▸ PROBLEM TO WORK ON
Count how many lines contain the word "description". Respond with the number alone.

▸ RAW DATA
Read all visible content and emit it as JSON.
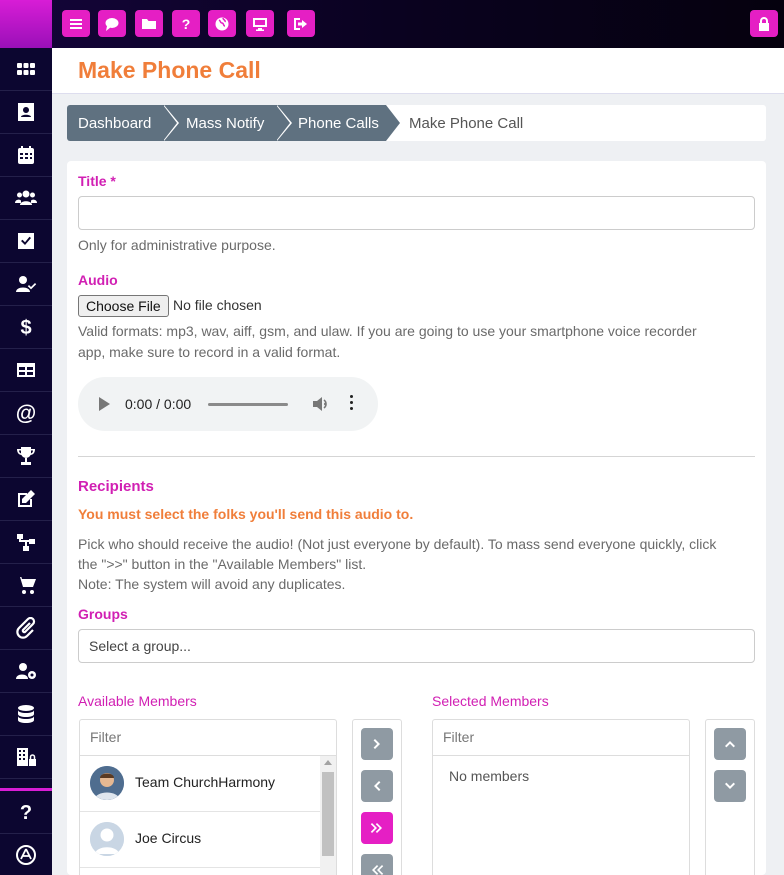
{
  "topbar": {
    "buttons": [
      {
        "icon": "bars-icon",
        "label": "Menu"
      },
      {
        "icon": "chat-icon",
        "label": "Messages"
      },
      {
        "icon": "folder-icon",
        "label": "Files"
      },
      {
        "icon": "help-icon",
        "label": "Help"
      },
      {
        "icon": "globe-icon",
        "label": "Website"
      },
      {
        "icon": "monitor-icon",
        "label": "Display"
      },
      {
        "icon": "sign-out-icon",
        "label": "Sign out"
      }
    ],
    "lock_icon": "lock-icon"
  },
  "sidebar": {
    "items": [
      "grid-icon",
      "contacts-icon",
      "calendar-icon",
      "users-icon",
      "checkbox-icon",
      "user-check-icon",
      "dollar-icon",
      "table-icon",
      "at-icon",
      "trophy-icon",
      "edit-icon",
      "sitemap-icon",
      "cart-icon",
      "paperclip-icon",
      "user-gear-icon",
      "database-icon",
      "building-icon",
      "question-icon",
      "app-store-icon"
    ]
  },
  "page": {
    "title": "Make Phone Call"
  },
  "breadcrumb": [
    "Dashboard",
    "Mass Notify",
    "Phone Calls",
    "Make Phone Call"
  ],
  "form": {
    "title_label": "Title",
    "required_mark": "*",
    "title_value": "",
    "title_help": "Only for administrative purpose.",
    "audio_label": "Audio",
    "file_button": "Choose File",
    "file_status": "No file chosen",
    "audio_help_1": "Valid formats: mp3, wav, aiff, gsm, and ulaw. If you are going to use your smartphone voice recorder",
    "audio_help_2": "app, make sure to record in a valid format.",
    "player_time": "0:00 / 0:00",
    "recipients_title": "Recipients",
    "recipients_warning": "You must select the folks you'll send this audio to.",
    "recipients_help_1": "Pick who should receive the audio! (Not just everyone by default). To mass send everyone quickly, click",
    "recipients_help_2": "the \">>\" button in the \"Available Members\" list.",
    "recipients_note": "Note: The system will avoid any duplicates.",
    "groups_label": "Groups",
    "groups_placeholder": "Select a group..."
  },
  "available": {
    "label": "Available Members",
    "filter_placeholder": "Filter",
    "members": [
      {
        "name": "Team ChurchHarmony",
        "avatar": "photo"
      },
      {
        "name": "Joe Circus",
        "avatar": "default"
      }
    ]
  },
  "selected": {
    "label": "Selected Members",
    "filter_placeholder": "Filter",
    "empty_text": "No members"
  },
  "colors": {
    "accent": "#e51fc4",
    "title": "#f07e3a",
    "label": "#d11fb3",
    "breadcrumb": "#5f7180"
  }
}
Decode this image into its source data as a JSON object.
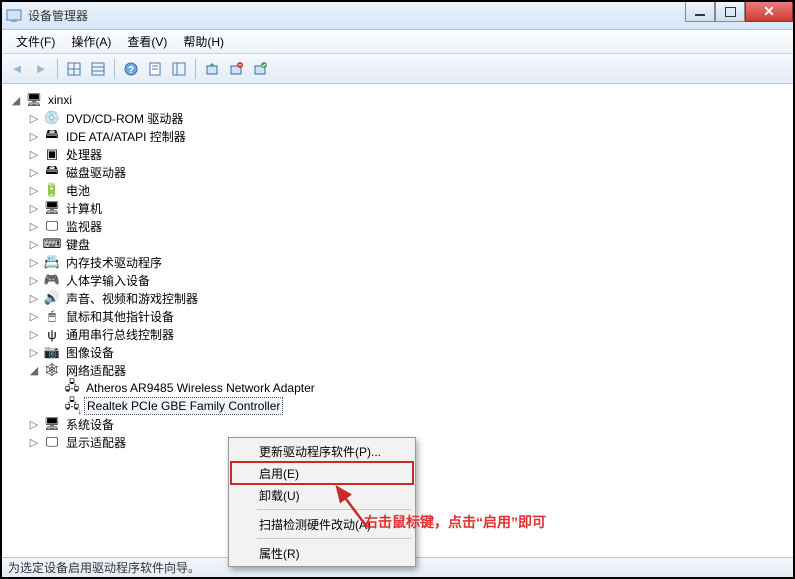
{
  "window": {
    "title": "设备管理器"
  },
  "menus": [
    {
      "label": "文件(F)"
    },
    {
      "label": "操作(A)"
    },
    {
      "label": "查看(V)"
    },
    {
      "label": "帮助(H)"
    }
  ],
  "root": {
    "name": "xinxi"
  },
  "categories": [
    {
      "label": "DVD/CD-ROM 驱动器",
      "icon": "💿",
      "expandable": true
    },
    {
      "label": "IDE ATA/ATAPI 控制器",
      "icon": "🖴",
      "expandable": true
    },
    {
      "label": "处理器",
      "icon": "▣",
      "expandable": true
    },
    {
      "label": "磁盘驱动器",
      "icon": "🖴",
      "expandable": true
    },
    {
      "label": "电池",
      "icon": "🔋",
      "expandable": true
    },
    {
      "label": "计算机",
      "icon": "🖥",
      "expandable": true
    },
    {
      "label": "监视器",
      "icon": "🖵",
      "expandable": true
    },
    {
      "label": "键盘",
      "icon": "⌨",
      "expandable": true
    },
    {
      "label": "内存技术驱动程序",
      "icon": "📇",
      "expandable": true
    },
    {
      "label": "人体学输入设备",
      "icon": "🎮",
      "expandable": true
    },
    {
      "label": "声音、视频和游戏控制器",
      "icon": "🔊",
      "expandable": true
    },
    {
      "label": "鼠标和其他指针设备",
      "icon": "🖱",
      "expandable": true
    },
    {
      "label": "通用串行总线控制器",
      "icon": "ψ",
      "expandable": true
    },
    {
      "label": "图像设备",
      "icon": "📷",
      "expandable": true
    }
  ],
  "network": {
    "label": "网络适配器",
    "icon": "🕸",
    "children": [
      {
        "label": "Atheros AR9485 Wireless Network Adapter",
        "icon": "🖧"
      },
      {
        "label": "Realtek PCIe GBE Family Controller",
        "icon": "🖧",
        "selected": true,
        "disabled": true
      }
    ]
  },
  "tail_categories": [
    {
      "label": "系统设备",
      "icon": "🖥",
      "expandable": true
    },
    {
      "label": "显示适配器",
      "icon": "🖵",
      "expandable": true
    }
  ],
  "context_menu": [
    {
      "label": "更新驱动程序软件(P)...",
      "type": "item"
    },
    {
      "label": "启用(E)",
      "type": "item",
      "boxed": true
    },
    {
      "label": "卸载(U)",
      "type": "item"
    },
    {
      "type": "sep"
    },
    {
      "label": "扫描检测硬件改动(A)",
      "type": "item"
    },
    {
      "type": "sep"
    },
    {
      "label": "属性(R)",
      "type": "item"
    }
  ],
  "annotation": "右击鼠标键，点击“启用”即可",
  "statusbar": "为选定设备启用驱动程序软件向导。"
}
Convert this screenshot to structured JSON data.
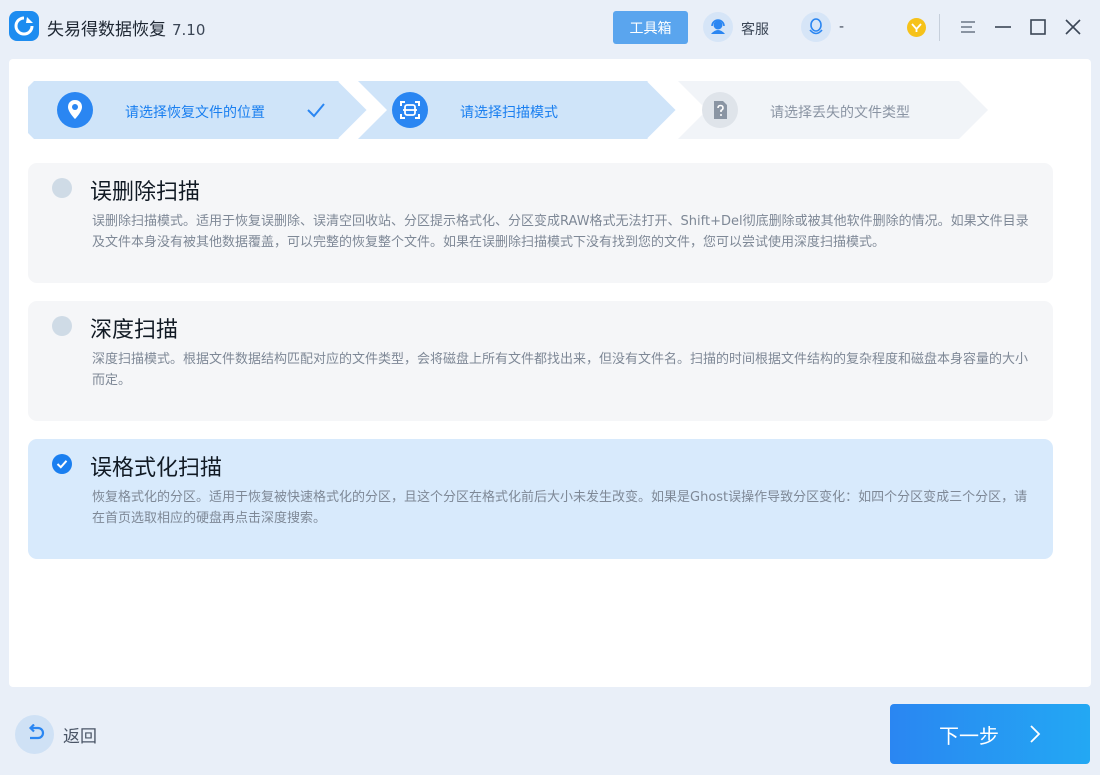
{
  "app": {
    "name": "失易得数据恢复",
    "version": "7.10"
  },
  "titlebar": {
    "toolbox_label": "工具箱",
    "service_label": "客服",
    "qq_label": "-",
    "icons": [
      "app-logo-icon",
      "headset-icon",
      "qq-penguin-icon",
      "coin-icon",
      "menu-icon",
      "minimize-icon",
      "maximize-icon",
      "close-icon"
    ]
  },
  "steps": [
    {
      "label": "请选择恢复文件的位置",
      "state": "done",
      "icon": "location-pin-icon"
    },
    {
      "label": "请选择扫描模式",
      "state": "active",
      "icon": "scan-icon"
    },
    {
      "label": "请选择丢失的文件类型",
      "state": "pending",
      "icon": "question-file-icon"
    }
  ],
  "options": [
    {
      "title": "误删除扫描",
      "description": "误删除扫描模式。适用于恢复误删除、误清空回收站、分区提示格式化、分区变成RAW格式无法打开、Shift+Del彻底删除或被其他软件删除的情况。如果文件目录及文件本身没有被其他数据覆盖，可以完整的恢复整个文件。如果在误删除扫描模式下没有找到您的文件，您可以尝试使用深度扫描模式。",
      "selected": false
    },
    {
      "title": "深度扫描",
      "description": "深度扫描模式。根据文件数据结构匹配对应的文件类型，会将磁盘上所有文件都找出来，但没有文件名。扫描的时间根据文件结构的复杂程度和磁盘本身容量的大小而定。",
      "selected": false
    },
    {
      "title": "误格式化扫描",
      "description": "恢复格式化的分区。适用于恢复被快速格式化的分区，且这个分区在格式化前后大小未发生改变。如果是Ghost误操作导致分区变化：如四个分区变成三个分区，请在首页选取相应的硬盘再点击深度搜索。",
      "selected": true
    }
  ],
  "footer": {
    "back_label": "返回",
    "next_label": "下一步"
  },
  "colors": {
    "accent": "#1d8cf0",
    "step_active_bg": "#cfe4f9",
    "selected_option_bg": "#d8eafc"
  }
}
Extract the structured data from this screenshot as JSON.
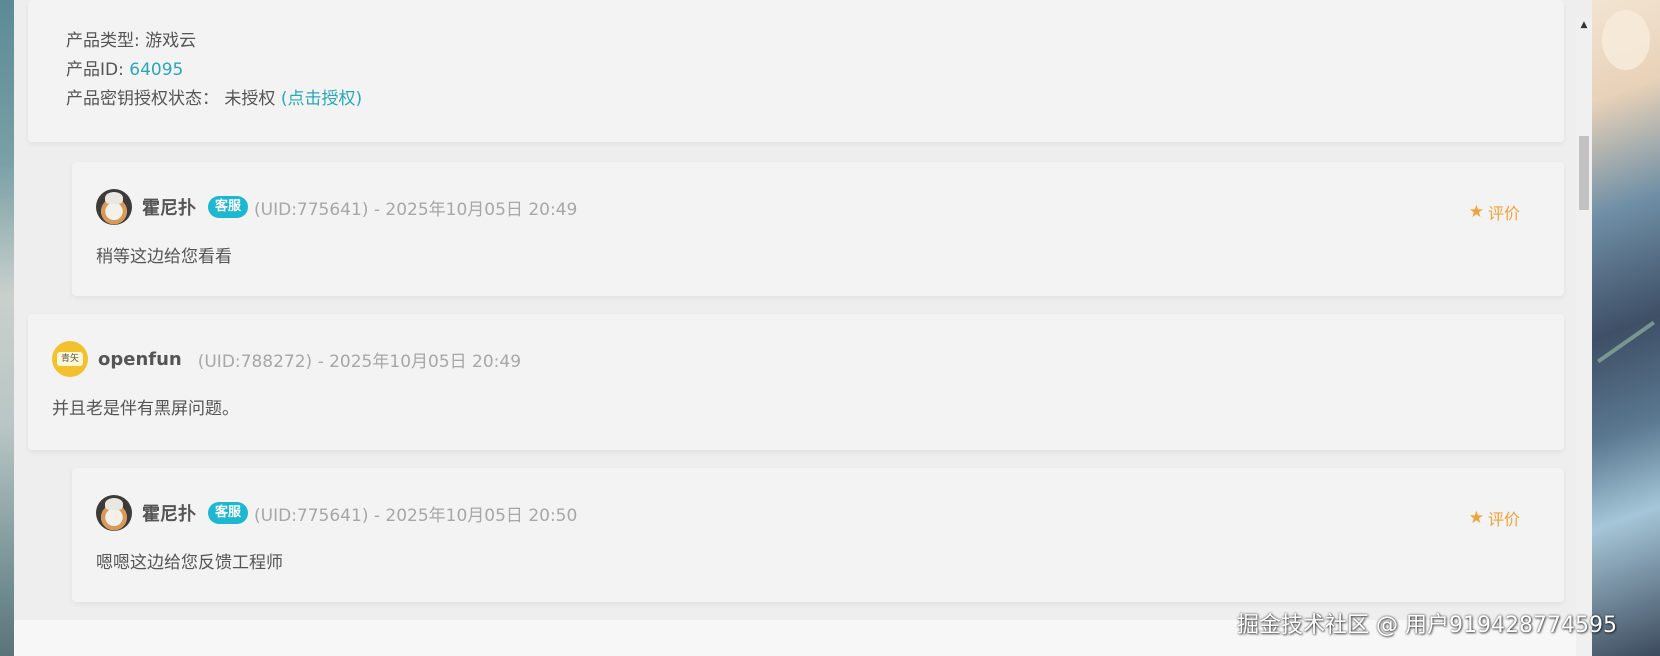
{
  "product_info": {
    "type_label": "产品类型: 游戏云",
    "id_label": "产品ID: ",
    "id_value": "64095",
    "auth_label": "产品密钥授权状态：  未授权 ",
    "auth_link": "(点击授权)"
  },
  "messages": [
    {
      "username": "霍尼扑",
      "badge": "客服",
      "meta": "(UID:775641) - 2025年10月05日 20:49",
      "body": "稍等这边给您看看",
      "rate_label": "评价",
      "avatar_icon": "cat-avatar-icon"
    },
    {
      "username": "openfun",
      "badge": "",
      "meta": "(UID:788272) - 2025年10月05日 20:49",
      "body": "并且老是伴有黑屏问题。",
      "avatar_icon": "yellow-avatar-icon"
    },
    {
      "username": "霍尼扑",
      "badge": "客服",
      "meta": "(UID:775641) - 2025年10月05日 20:50",
      "body": "嗯嗯这边给您反馈工程师",
      "rate_label": "评价",
      "avatar_icon": "cat-avatar-icon"
    }
  ],
  "avatar_text": "青矢",
  "watermark": "掘金技术社区 @ 用户919428774595",
  "colors": {
    "accent_link": "#2aa7b8",
    "badge_bg": "#1cb8d2",
    "rate_color": "#f0a33a",
    "meta_text": "#a7a7a7"
  }
}
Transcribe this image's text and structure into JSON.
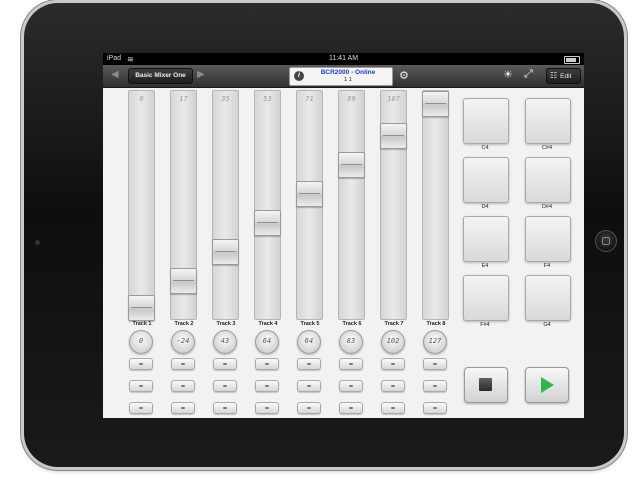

▸ SOLUTION TO THIS EXERCISE
3